==== Information supplied ====
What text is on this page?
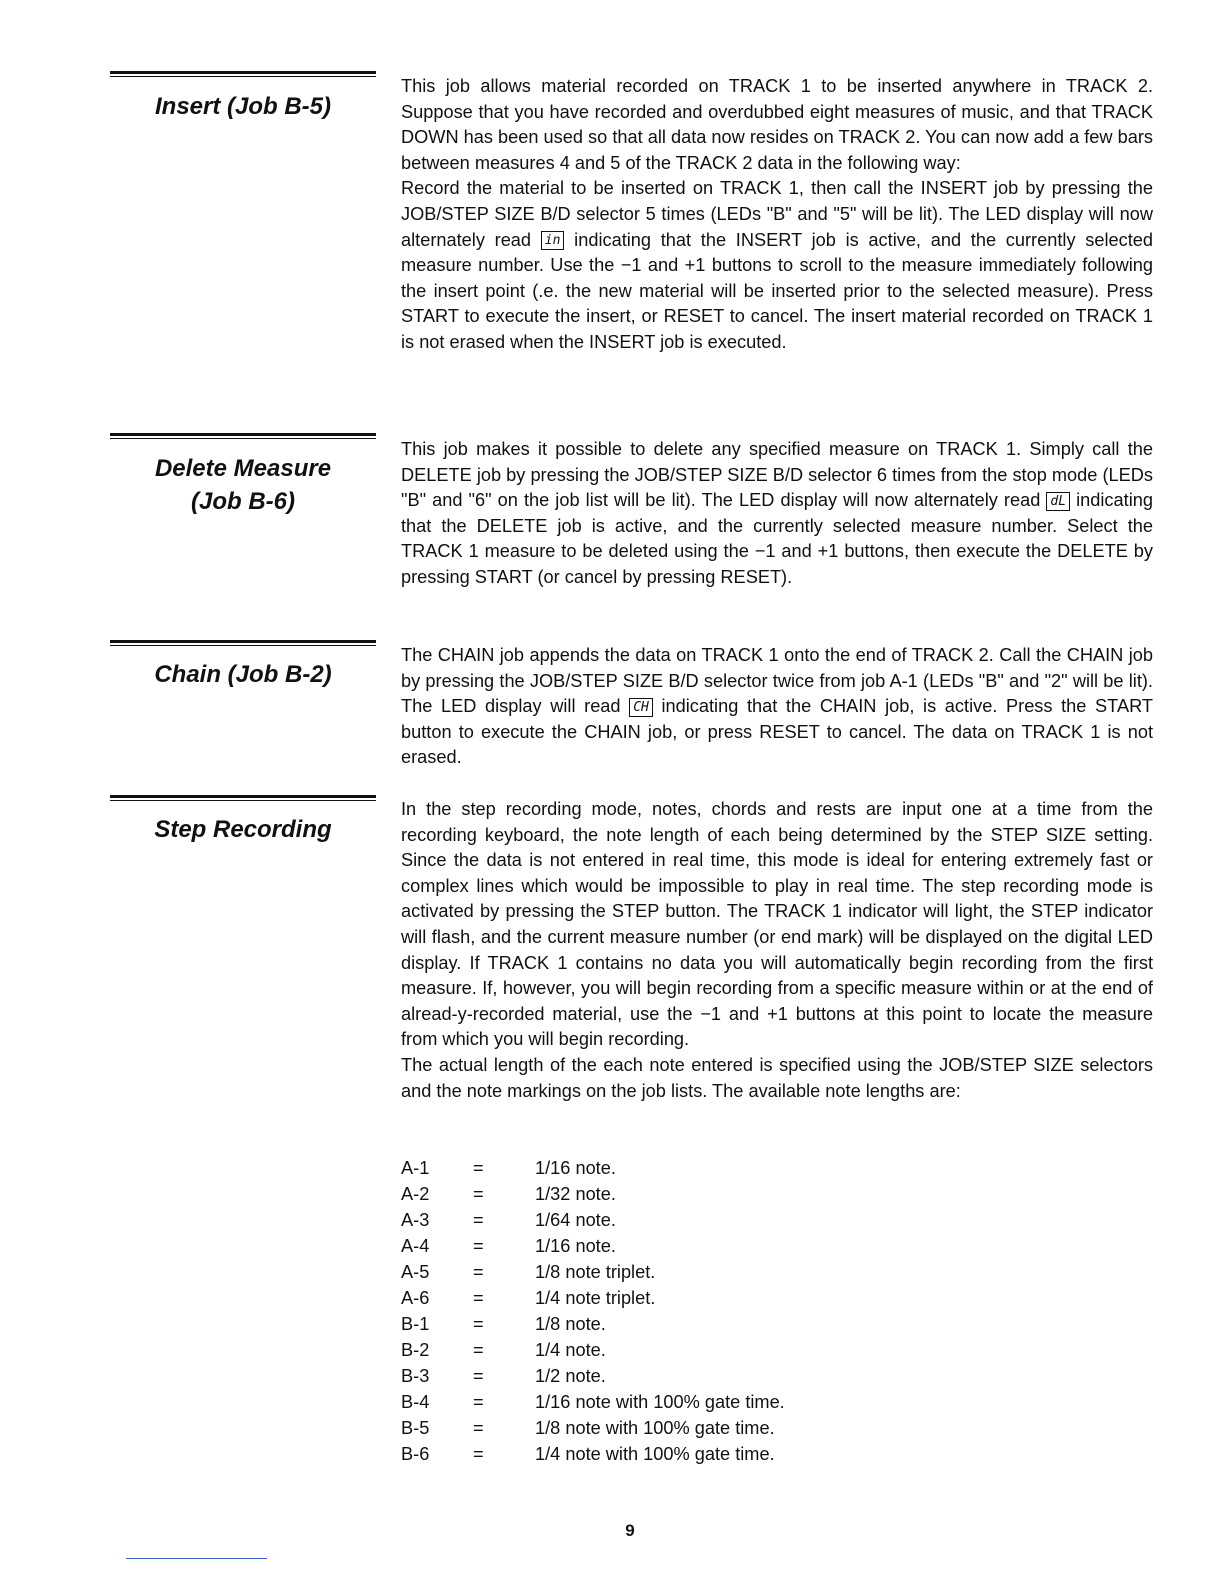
Insert (Job B-5)

This job allows material recorded on TRACK 1 to be inserted anywhere in TRACK 2. Suppose that you have recorded and overdubbed eight measures of music, and that TRACK DOWN has been used so that all data now resides on TRACK 2. You can now add a few bars between measures 4 and 5 of the TRACK 2 data in the following way:

Record the material to be inserted on TRACK 1, then call the INSERT job by pressing the JOB/STEP SIZE B/D selector 5 times (LEDs "B" and "5" will be lit). The LED display will now alternately read in indicating that the INSERT job is active, and the currently selected measure number. Use the −1 and +1 buttons to scroll to the measure immediately following the insert point (.e. the new material will be inserted prior to the selected measure). Press START to execute the insert, or RESET to cancel. The insert material recorded on TRACK 1 is not erased when the INSERT job is executed.

Delete Measure
(Job B-6)

This job makes it possible to delete any specified measure on TRACK 1. Simply call the DELETE job by pressing the JOB/STEP SIZE B/D selector 6 times from the stop mode (LEDs "B" and "6" on the job list will be lit). The LED display will now alternately read dL indicating that the DELETE job is active, and the currently selected measure number. Select the TRACK 1 measure to be deleted using the −1 and +1 buttons, then execute the DELETE by pressing START (or cancel by pressing RESET).

Chain (Job B-2)

The CHAIN job appends the data on TRACK 1 onto the end of TRACK 2. Call the CHAIN job by pressing the JOB/STEP SIZE B/D selector twice from job A-1 (LEDs "B" and "2" will be lit). The LED display will read CH indicating that the CHAIN job, is active. Press the START button to execute the CHAIN job, or press RESET to cancel. The data on TRACK 1 is not erased.

Step Recording

In the step recording mode, notes, chords and rests are input one at a time from the recording keyboard, the note length of each being determined by the STEP SIZE setting. Since the data is not entered in real time, this mode is ideal for entering extremely fast or complex lines which would be impossible to play in real time. The step recording mode is activated by pressing the STEP button. The TRACK 1 indicator will light, the STEP indicator will flash, and the current measure number (or end mark) will be displayed on the digital LED display. If TRACK 1 contains no data you will automatically begin recording from the first measure. If, however, you will begin recording from a specific measure within or at the end of alread-y-recorded material, use the −1 and +1 buttons at this point to locate the measure from which you will begin recording.

The actual length of the each note entered is specified using the JOB/STEP SIZE selectors and the note markings on the job lists. The available note lengths are:

A-1	=	1/16 note.
A-2	=	1/32 note.
A-3	=	1/64 note.
A-4	=	1/16 note.
A-5	=	1/8 note triplet.
A-6	=	1/4 note triplet.
B-1	=	1/8 note.
B-2	=	1/4 note.
B-3	=	1/2 note.
B-4	=	1/16 note with 100% gate time.
B-5	=	1/8 note with 100% gate time.
B-6	=	1/4 note with 100% gate time.
9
====
Task instructions: Leaving all pictures aside, quote each record exactly.

Finished task:
What text is on this page?
Insert (Job B-5)

This job allows material recorded on TRACK 1 to be inserted anywhere in TRACK 2. Suppose that you have recorded and overdubbed eight measures of music, and that TRACK DOWN has been used so that all data now resides on TRACK 2. You can now add a few bars between measures 4 and 5 of the TRACK 2 data in the following way:

Record the material to be inserted on TRACK 1, then call the INSERT job by pressing the JOB/STEP SIZE B/D selector 5 times (LEDs "B" and "5" will be lit). The LED display will now alternately read in indicating that the INSERT job is active, and the currently selected measure number. Use the −1 and +1 buttons to scroll to the measure immediately following the insert point (.e. the new material will be inserted prior to the selected measure). Press START to execute the insert, or RESET to cancel. The insert material recorded on TRACK 1 is not erased when the INSERT job is executed.

Delete Measure
(Job B-6)

This job makes it possible to delete any specified measure on TRACK 1. Simply call the DELETE job by pressing the JOB/STEP SIZE B/D selector 6 times from the stop mode (LEDs "B" and "6" on the job list will be lit). The LED display will now alternately read dL indicating that the DELETE job is active, and the currently selected measure number. Select the TRACK 1 measure to be deleted using the −1 and +1 buttons, then execute the DELETE by pressing START (or cancel by pressing RESET).

Chain (Job B-2)

The CHAIN job appends the data on TRACK 1 onto the end of TRACK 2. Call the CHAIN job by pressing the JOB/STEP SIZE B/D selector twice from job A-1 (LEDs "B" and "2" will be lit). The LED display will read CH indicating that the CHAIN job, is active. Press the START button to execute the CHAIN job, or press RESET to cancel. The data on TRACK 1 is not erased.

Step Recording

In the step recording mode, notes, chords and rests are input one at a time from the recording keyboard, the note length of each being determined by the STEP SIZE setting. Since the data is not entered in real time, this mode is ideal for entering extremely fast or complex lines which would be impossible to play in real time. The step recording mode is activated by pressing the STEP button. The TRACK 1 indicator will light, the STEP indicator will flash, and the current measure number (or end mark) will be displayed on the digital LED display. If TRACK 1 contains no data you will automatically begin recording from the first measure. If, however, you will begin recording from a specific measure within or at the end of alread-y-recorded material, use the −1 and +1 buttons at this point to locate the measure from which you will begin recording.

The actual length of the each note entered is specified using the JOB/STEP SIZE selectors and the note markings on the job lists. The available note lengths are:

A-1	=	1/16 note.
A-2	=	1/32 note.
A-3	=	1/64 note.
A-4	=	1/16 note.
A-5	=	1/8 note triplet.
A-6	=	1/4 note triplet.
B-1	=	1/8 note.
B-2	=	1/4 note.
B-3	=	1/2 note.
B-4	=	1/16 note with 100% gate time.
B-5	=	1/8 note with 100% gate time.
B-6	=	1/4 note with 100% gate time.
9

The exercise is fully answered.